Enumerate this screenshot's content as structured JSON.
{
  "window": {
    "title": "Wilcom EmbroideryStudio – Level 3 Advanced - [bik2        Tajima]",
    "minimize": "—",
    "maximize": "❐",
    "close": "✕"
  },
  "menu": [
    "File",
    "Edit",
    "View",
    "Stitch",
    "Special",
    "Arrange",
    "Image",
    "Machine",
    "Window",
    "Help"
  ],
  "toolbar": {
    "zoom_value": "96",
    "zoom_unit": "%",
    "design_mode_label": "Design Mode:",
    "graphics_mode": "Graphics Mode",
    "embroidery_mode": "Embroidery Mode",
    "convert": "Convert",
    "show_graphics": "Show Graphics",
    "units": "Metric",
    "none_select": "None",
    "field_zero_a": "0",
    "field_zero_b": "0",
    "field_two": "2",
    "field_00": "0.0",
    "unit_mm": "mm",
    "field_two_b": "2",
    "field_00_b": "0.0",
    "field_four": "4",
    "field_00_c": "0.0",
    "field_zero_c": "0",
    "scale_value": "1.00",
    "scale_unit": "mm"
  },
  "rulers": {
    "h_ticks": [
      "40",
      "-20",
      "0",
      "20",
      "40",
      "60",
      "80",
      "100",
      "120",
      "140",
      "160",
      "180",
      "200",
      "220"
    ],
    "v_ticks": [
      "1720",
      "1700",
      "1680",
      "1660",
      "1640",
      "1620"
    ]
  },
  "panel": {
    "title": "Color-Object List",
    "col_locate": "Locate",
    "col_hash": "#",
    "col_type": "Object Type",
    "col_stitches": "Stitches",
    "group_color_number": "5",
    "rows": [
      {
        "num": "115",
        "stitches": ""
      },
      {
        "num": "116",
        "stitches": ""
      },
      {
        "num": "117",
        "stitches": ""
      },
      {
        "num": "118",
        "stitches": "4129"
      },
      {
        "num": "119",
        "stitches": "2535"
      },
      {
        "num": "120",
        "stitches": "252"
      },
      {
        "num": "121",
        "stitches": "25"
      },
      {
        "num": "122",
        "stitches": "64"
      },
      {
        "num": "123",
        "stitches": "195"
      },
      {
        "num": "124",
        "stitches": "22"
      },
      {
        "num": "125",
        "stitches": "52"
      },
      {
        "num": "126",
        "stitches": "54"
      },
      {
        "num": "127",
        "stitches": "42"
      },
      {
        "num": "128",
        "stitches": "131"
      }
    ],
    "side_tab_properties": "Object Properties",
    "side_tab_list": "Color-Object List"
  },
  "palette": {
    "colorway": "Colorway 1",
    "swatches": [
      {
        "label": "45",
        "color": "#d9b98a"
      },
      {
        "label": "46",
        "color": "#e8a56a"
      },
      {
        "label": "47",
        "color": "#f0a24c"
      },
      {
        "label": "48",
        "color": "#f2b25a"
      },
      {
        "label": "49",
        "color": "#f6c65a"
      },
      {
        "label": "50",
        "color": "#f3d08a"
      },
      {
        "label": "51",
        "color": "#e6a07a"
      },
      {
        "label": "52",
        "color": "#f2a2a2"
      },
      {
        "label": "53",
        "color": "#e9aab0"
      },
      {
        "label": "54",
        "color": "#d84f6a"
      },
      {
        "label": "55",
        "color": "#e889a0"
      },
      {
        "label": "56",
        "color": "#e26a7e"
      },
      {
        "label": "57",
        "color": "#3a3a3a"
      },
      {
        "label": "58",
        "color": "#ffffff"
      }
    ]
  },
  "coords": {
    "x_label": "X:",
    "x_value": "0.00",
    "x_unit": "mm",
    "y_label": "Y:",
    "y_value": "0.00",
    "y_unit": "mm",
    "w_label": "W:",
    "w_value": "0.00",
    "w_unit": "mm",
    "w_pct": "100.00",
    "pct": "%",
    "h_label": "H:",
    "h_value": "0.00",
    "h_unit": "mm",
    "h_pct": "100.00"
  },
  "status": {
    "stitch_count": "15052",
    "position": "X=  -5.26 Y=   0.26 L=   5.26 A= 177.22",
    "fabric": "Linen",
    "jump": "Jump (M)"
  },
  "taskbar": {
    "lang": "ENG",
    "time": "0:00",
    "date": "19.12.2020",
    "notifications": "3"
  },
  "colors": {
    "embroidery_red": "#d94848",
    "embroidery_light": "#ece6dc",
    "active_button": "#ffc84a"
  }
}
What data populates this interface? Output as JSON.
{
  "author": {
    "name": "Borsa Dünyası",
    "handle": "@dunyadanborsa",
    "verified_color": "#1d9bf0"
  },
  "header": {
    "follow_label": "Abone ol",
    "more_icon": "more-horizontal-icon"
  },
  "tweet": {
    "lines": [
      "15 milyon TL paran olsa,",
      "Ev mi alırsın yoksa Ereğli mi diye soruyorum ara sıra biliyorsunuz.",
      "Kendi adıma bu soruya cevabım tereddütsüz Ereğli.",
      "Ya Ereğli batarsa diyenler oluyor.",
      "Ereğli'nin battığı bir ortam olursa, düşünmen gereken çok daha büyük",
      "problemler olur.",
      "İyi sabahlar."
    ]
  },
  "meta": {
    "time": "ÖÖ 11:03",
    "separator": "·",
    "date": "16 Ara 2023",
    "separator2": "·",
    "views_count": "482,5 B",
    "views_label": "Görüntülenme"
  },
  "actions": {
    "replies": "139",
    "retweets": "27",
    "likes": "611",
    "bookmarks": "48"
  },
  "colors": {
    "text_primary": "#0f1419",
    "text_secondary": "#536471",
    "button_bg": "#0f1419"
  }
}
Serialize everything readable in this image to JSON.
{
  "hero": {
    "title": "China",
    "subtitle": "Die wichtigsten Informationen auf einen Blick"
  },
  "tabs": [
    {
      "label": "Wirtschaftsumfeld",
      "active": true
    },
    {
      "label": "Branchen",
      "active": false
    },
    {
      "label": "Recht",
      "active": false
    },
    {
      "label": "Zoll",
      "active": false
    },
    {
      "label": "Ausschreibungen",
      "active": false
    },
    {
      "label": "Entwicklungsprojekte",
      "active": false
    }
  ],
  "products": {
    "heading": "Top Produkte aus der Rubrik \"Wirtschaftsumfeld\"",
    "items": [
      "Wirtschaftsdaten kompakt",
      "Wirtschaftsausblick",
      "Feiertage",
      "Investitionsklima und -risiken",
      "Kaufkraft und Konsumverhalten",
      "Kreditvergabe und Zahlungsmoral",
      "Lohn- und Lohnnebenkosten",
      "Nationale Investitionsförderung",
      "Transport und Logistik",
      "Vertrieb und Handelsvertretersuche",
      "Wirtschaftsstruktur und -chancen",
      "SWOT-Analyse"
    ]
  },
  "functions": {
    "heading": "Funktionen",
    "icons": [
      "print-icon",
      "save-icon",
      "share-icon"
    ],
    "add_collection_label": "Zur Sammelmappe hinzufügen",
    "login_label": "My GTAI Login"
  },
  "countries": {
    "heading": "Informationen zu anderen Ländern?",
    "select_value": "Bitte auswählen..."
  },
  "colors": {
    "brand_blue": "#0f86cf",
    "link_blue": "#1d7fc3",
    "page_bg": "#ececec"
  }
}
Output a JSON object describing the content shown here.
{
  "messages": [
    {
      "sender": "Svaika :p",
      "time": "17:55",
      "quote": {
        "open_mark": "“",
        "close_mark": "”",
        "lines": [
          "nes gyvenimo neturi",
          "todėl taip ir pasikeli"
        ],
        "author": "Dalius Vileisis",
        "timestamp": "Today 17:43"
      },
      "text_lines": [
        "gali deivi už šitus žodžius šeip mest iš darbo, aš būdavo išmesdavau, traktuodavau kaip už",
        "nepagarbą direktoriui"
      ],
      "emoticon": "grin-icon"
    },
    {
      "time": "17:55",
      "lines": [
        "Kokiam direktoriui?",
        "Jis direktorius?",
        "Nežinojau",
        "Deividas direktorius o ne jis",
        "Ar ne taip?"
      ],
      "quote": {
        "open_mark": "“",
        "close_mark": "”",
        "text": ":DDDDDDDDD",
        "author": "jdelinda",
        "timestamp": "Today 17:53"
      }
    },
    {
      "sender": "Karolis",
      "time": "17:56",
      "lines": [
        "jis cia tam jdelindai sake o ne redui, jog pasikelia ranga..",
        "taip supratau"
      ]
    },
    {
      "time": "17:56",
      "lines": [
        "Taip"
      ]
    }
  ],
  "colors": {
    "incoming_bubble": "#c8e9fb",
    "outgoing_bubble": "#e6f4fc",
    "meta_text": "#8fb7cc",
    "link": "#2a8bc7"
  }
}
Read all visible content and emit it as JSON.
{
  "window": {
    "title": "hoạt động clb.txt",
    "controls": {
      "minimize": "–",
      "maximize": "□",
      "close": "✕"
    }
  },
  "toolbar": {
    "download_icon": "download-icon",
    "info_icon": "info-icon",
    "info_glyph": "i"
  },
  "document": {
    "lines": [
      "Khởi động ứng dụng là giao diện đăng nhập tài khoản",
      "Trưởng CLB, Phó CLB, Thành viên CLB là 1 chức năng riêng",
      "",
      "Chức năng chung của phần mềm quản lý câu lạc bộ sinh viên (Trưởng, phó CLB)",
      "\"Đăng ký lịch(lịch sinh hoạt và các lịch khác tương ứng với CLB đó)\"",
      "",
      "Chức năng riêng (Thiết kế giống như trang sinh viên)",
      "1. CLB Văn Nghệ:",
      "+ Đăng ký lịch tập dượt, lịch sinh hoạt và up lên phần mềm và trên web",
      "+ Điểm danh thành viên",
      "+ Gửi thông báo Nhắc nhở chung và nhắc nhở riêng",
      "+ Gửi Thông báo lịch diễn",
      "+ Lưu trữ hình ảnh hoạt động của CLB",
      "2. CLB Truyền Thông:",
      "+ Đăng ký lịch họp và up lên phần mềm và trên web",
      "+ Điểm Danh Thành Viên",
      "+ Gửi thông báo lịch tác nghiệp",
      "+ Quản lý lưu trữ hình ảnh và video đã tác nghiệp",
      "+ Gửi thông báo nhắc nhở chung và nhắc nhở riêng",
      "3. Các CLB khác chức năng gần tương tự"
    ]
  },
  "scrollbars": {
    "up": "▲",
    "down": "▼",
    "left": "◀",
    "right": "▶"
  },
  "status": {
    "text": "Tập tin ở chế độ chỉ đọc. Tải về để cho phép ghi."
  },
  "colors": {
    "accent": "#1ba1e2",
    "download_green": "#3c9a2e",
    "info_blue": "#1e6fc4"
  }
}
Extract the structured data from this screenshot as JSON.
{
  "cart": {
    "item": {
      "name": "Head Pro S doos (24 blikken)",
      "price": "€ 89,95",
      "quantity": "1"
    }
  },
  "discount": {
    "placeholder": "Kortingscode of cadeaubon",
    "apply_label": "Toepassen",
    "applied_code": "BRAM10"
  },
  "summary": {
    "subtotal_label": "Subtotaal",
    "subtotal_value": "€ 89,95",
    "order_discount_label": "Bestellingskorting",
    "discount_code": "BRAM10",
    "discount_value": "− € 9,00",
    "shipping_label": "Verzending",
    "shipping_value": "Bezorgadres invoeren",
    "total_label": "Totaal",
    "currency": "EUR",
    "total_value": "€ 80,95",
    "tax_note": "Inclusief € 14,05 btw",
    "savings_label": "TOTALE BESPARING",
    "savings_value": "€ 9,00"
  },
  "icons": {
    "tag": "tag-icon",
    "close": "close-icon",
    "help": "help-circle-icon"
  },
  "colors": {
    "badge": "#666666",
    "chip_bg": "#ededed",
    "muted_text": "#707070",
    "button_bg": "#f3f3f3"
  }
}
────────────────────
- Written task:
Pick each line holding the word "content" out of the data and copy it.

- The result:
Enumerate this screenshot's content as structured JSON.
Output a JSON object describing the content shown here.
Read all visible content and emit it as JSON.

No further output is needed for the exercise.